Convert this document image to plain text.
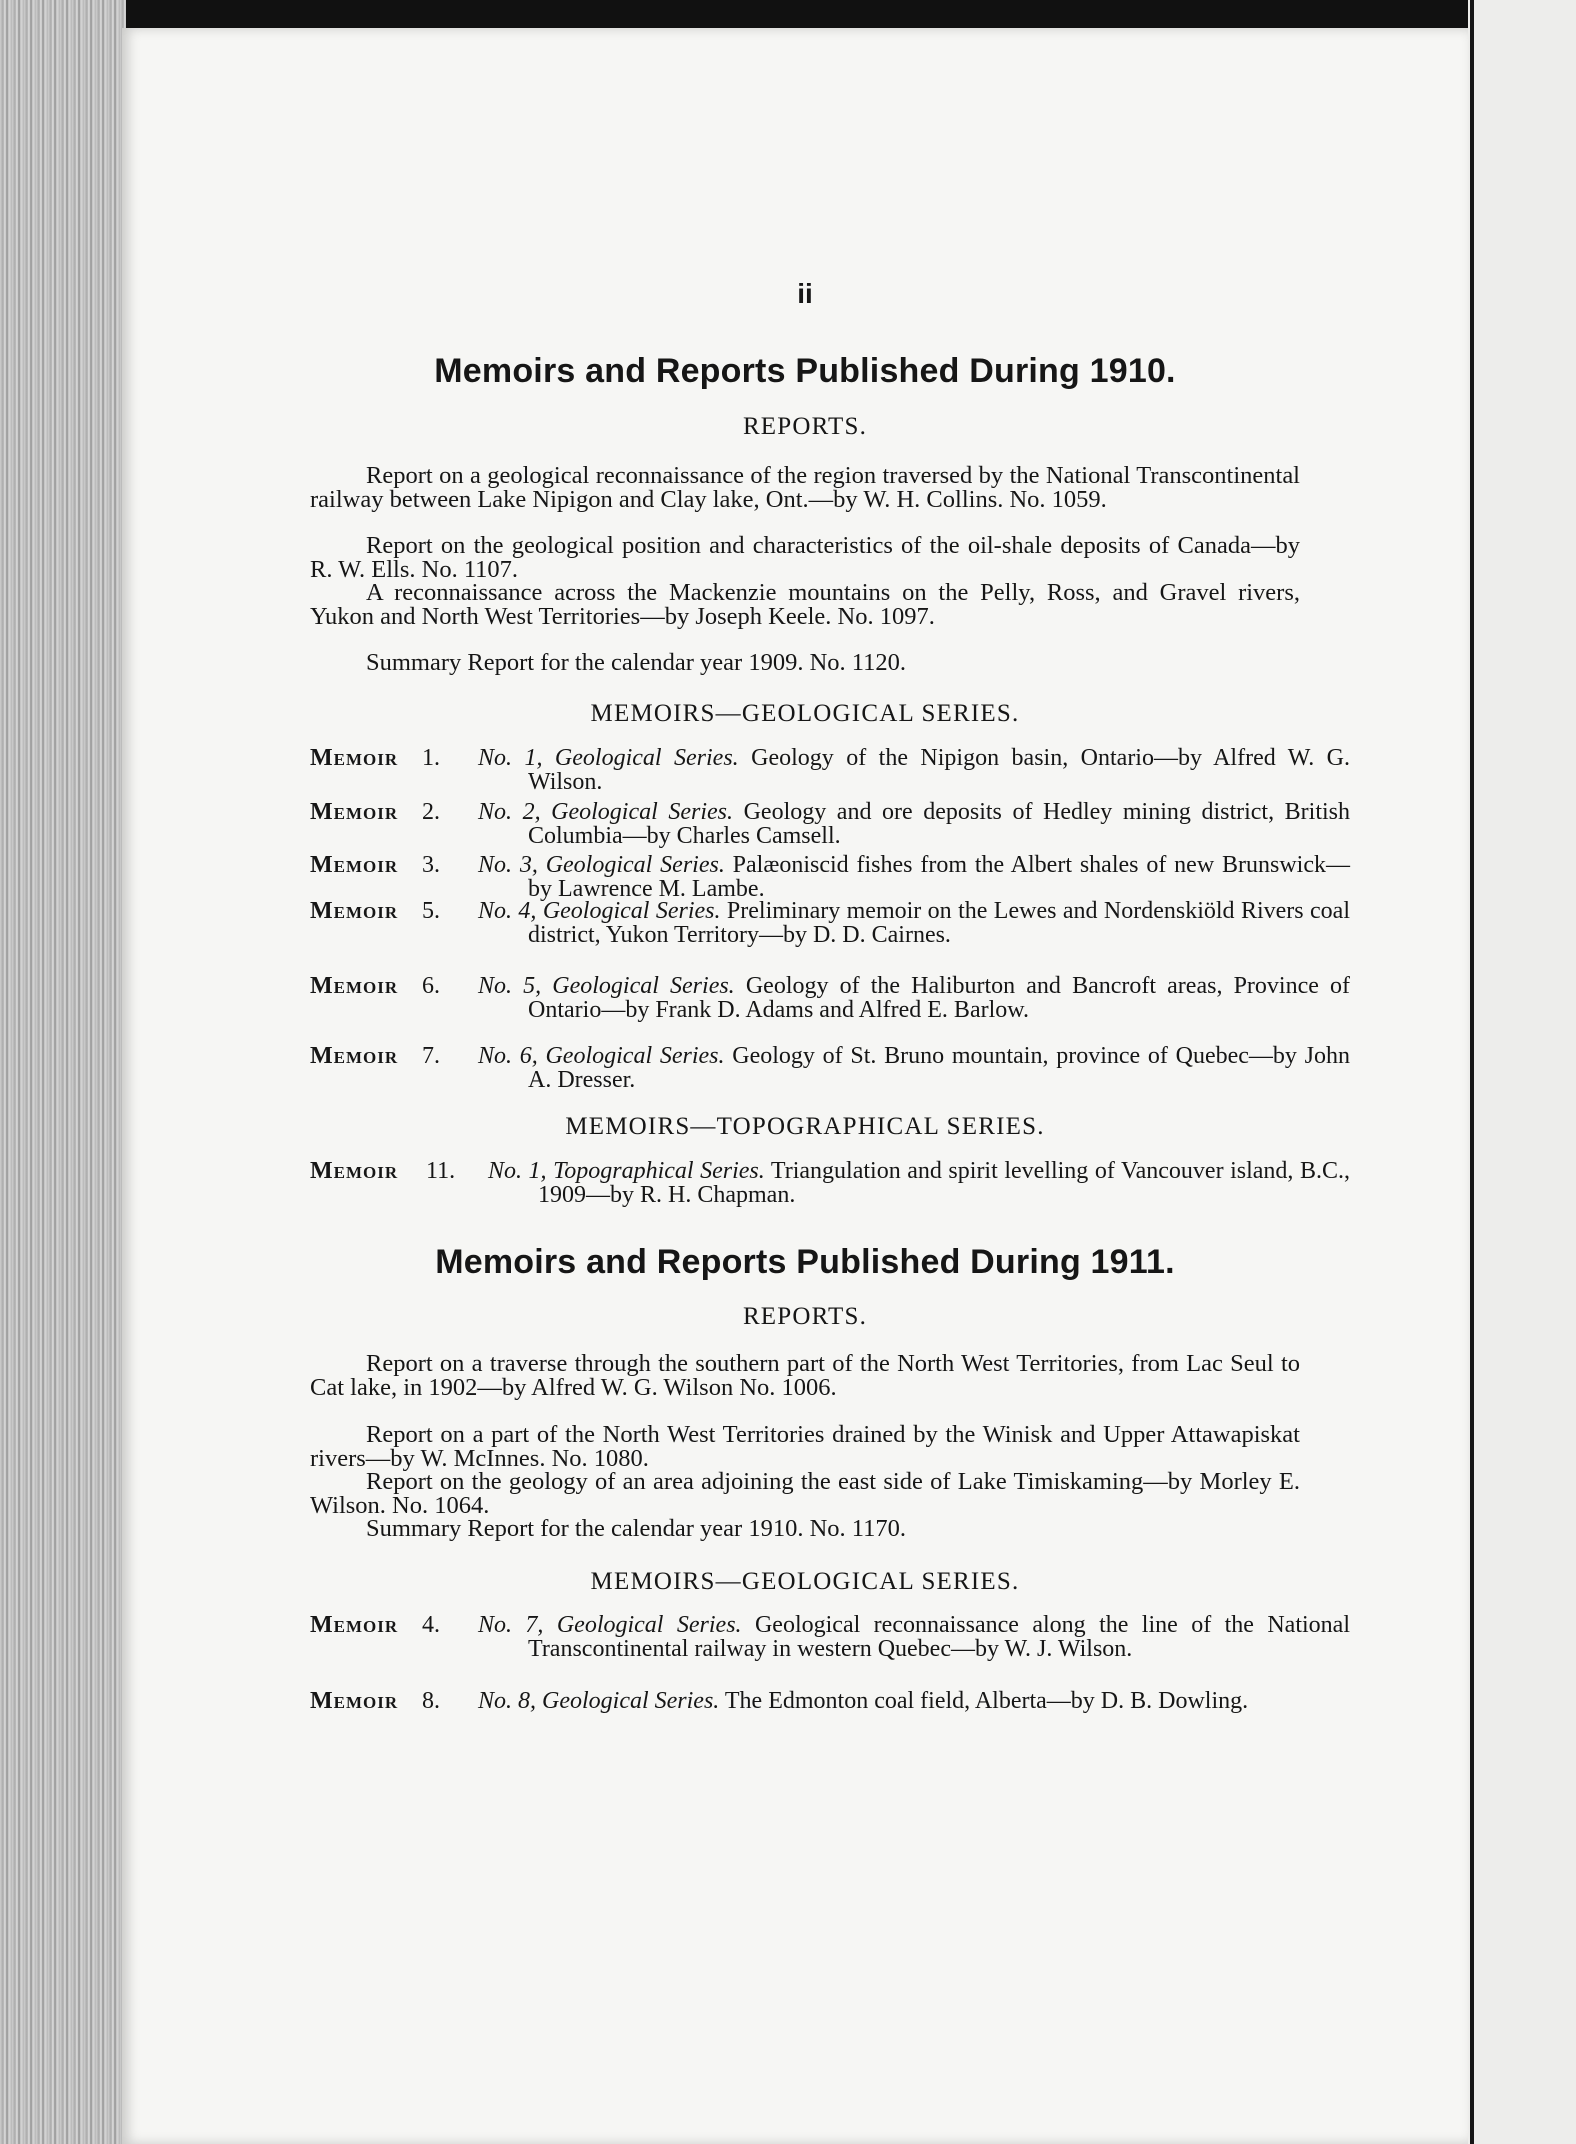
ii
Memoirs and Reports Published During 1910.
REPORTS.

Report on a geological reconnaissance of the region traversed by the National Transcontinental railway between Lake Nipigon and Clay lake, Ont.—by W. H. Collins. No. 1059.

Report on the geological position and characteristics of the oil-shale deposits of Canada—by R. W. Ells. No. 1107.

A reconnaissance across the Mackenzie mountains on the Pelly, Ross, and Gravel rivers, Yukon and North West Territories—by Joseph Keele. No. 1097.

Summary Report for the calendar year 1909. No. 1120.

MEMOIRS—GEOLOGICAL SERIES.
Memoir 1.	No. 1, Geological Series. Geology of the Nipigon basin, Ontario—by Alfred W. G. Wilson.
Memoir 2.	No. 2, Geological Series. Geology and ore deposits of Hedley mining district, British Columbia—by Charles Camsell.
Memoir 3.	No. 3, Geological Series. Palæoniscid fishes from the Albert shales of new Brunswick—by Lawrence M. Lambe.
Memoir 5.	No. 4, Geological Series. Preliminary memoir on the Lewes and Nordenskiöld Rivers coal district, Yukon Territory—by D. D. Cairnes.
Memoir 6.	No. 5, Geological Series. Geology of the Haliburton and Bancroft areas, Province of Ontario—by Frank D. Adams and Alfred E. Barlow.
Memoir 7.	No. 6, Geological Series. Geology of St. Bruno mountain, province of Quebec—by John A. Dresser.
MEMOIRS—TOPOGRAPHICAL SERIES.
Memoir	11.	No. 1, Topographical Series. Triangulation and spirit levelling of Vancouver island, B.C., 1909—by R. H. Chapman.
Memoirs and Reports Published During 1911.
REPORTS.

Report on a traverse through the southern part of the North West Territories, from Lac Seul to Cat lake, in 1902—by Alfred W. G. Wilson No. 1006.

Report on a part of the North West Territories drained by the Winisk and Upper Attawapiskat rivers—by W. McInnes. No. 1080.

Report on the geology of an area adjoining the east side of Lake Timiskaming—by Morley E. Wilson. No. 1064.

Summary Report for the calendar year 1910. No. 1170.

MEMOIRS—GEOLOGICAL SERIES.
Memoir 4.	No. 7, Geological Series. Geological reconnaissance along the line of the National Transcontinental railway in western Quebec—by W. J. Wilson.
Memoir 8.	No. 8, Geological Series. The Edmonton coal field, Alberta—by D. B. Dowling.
☆ ☆ ☆
=== EXERCISE TASK ===
Write the full listing out again with every line unchanged, but include no pictures.

=== OUTPUT FOR THIS EXERCISE ===
Convert this document image to plain text.
ii
Memoirs and Reports Published During 1910.
REPORTS.

Report on a geological reconnaissance of the region traversed by the National Transcontinental railway between Lake Nipigon and Clay lake, Ont.—by W. H. Collins. No. 1059.

Report on the geological position and characteristics of the oil-shale deposits of Canada—by R. W. Ells. No. 1107.

A reconnaissance across the Mackenzie mountains on the Pelly, Ross, and Gravel rivers, Yukon and North West Territories—by Joseph Keele. No. 1097.

Summary Report for the calendar year 1909. No. 1120.

MEMOIRS—GEOLOGICAL SERIES.
Memoir 1.	No. 1, Geological Series. Geology of the Nipigon basin, Ontario—by Alfred W. G. Wilson.
Memoir 2.	No. 2, Geological Series. Geology and ore deposits of Hedley mining district, British Columbia—by Charles Camsell.
Memoir 3.	No. 3, Geological Series. Palæoniscid fishes from the Albert shales of new Brunswick—by Lawrence M. Lambe.
Memoir 5.	No. 4, Geological Series. Preliminary memoir on the Lewes and Nordenskiöld Rivers coal district, Yukon Territory—by D. D. Cairnes.
Memoir 6.	No. 5, Geological Series. Geology of the Haliburton and Bancroft areas, Province of Ontario—by Frank D. Adams and Alfred E. Barlow.
Memoir 7.	No. 6, Geological Series. Geology of St. Bruno mountain, province of Quebec—by John A. Dresser.
MEMOIRS—TOPOGRAPHICAL SERIES.
Memoir	11.	No. 1, Topographical Series. Triangulation and spirit levelling of Vancouver island, B.C., 1909—by R. H. Chapman.
Memoirs and Reports Published During 1911.
REPORTS.

Report on a traverse through the southern part of the North West Territories, from Lac Seul to Cat lake, in 1902—by Alfred W. G. Wilson No. 1006.

Report on a part of the North West Territories drained by the Winisk and Upper Attawapiskat rivers—by W. McInnes. No. 1080.

Report on the geology of an area adjoining the east side of Lake Timiskaming—by Morley E. Wilson. No. 1064.

Summary Report for the calendar year 1910. No. 1170.

MEMOIRS—GEOLOGICAL SERIES.
Memoir 4.	No. 7, Geological Series. Geological reconnaissance along the line of the National Transcontinental railway in western Quebec—by W. J. Wilson.
Memoir 8.	No. 8, Geological Series. The Edmonton coal field, Alberta—by D. B. Dowling.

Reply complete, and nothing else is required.